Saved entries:
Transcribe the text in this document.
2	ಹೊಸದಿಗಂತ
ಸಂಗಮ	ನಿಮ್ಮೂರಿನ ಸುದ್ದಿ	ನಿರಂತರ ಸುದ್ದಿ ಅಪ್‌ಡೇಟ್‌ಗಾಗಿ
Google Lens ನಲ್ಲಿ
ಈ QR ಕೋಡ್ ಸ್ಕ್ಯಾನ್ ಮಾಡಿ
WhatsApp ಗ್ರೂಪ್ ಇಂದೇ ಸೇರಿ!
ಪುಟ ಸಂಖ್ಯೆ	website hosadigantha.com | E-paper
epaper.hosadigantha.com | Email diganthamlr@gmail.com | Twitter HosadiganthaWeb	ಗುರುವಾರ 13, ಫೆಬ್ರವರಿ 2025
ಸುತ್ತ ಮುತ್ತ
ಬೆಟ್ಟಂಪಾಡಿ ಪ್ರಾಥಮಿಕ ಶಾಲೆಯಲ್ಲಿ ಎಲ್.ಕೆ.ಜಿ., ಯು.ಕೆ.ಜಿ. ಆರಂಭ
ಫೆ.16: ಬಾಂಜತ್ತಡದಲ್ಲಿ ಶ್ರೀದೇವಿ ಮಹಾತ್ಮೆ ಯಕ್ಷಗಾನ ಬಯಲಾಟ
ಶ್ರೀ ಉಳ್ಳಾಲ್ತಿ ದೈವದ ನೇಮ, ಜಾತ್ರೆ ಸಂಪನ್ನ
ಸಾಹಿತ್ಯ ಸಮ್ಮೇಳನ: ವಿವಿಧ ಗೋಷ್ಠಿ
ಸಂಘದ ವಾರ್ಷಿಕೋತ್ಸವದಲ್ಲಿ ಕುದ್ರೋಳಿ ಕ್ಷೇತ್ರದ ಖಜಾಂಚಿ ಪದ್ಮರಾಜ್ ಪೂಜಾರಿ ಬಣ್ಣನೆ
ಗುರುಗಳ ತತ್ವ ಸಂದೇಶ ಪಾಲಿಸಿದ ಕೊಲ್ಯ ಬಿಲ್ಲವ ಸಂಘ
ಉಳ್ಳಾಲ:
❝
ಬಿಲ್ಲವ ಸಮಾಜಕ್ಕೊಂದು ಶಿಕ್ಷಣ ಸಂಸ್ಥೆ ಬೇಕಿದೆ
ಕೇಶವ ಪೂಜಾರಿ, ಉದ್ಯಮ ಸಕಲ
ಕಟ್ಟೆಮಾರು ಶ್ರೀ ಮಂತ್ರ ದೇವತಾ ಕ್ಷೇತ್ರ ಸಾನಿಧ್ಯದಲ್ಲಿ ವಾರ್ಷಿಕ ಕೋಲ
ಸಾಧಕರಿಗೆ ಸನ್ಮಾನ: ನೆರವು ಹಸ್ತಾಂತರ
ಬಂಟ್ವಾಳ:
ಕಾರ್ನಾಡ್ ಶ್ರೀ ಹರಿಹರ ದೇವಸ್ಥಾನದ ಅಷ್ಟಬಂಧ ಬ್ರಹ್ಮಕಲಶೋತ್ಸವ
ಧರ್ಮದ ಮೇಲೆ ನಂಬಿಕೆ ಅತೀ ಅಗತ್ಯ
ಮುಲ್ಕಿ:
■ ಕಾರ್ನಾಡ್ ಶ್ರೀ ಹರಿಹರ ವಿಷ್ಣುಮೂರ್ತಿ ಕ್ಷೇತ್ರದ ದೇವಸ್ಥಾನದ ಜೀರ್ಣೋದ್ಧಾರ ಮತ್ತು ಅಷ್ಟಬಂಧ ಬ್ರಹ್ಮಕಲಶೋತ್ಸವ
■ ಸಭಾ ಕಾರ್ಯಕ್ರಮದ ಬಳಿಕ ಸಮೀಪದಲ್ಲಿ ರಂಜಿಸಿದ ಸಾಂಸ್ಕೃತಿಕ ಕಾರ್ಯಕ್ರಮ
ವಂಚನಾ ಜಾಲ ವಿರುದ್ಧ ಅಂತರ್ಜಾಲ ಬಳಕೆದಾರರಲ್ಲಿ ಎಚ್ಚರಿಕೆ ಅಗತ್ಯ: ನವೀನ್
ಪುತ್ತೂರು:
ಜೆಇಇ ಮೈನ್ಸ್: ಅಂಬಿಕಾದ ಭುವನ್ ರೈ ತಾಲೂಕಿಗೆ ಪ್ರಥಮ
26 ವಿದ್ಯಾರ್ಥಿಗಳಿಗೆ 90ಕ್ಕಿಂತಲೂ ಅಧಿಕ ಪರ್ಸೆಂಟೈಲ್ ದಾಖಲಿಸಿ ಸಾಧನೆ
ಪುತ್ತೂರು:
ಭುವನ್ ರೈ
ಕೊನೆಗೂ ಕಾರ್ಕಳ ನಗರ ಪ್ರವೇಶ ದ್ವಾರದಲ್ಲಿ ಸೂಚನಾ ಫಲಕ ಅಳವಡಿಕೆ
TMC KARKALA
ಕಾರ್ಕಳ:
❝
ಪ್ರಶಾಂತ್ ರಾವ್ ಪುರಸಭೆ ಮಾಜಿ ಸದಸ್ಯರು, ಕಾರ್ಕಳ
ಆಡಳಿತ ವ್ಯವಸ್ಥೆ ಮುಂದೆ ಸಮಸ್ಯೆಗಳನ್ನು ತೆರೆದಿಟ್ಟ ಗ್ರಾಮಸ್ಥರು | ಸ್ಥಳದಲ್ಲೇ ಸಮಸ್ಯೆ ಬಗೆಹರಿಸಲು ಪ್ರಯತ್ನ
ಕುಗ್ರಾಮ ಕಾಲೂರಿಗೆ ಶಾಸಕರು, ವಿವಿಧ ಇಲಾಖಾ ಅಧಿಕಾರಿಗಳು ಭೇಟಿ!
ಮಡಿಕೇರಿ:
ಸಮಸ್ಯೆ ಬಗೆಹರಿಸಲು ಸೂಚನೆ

TASK TO COMPLETE — Within the listing, how many lines hold the word "ಮಕಲಶ"? Only the number is to be given.

WRITTEN RESPONSE — 2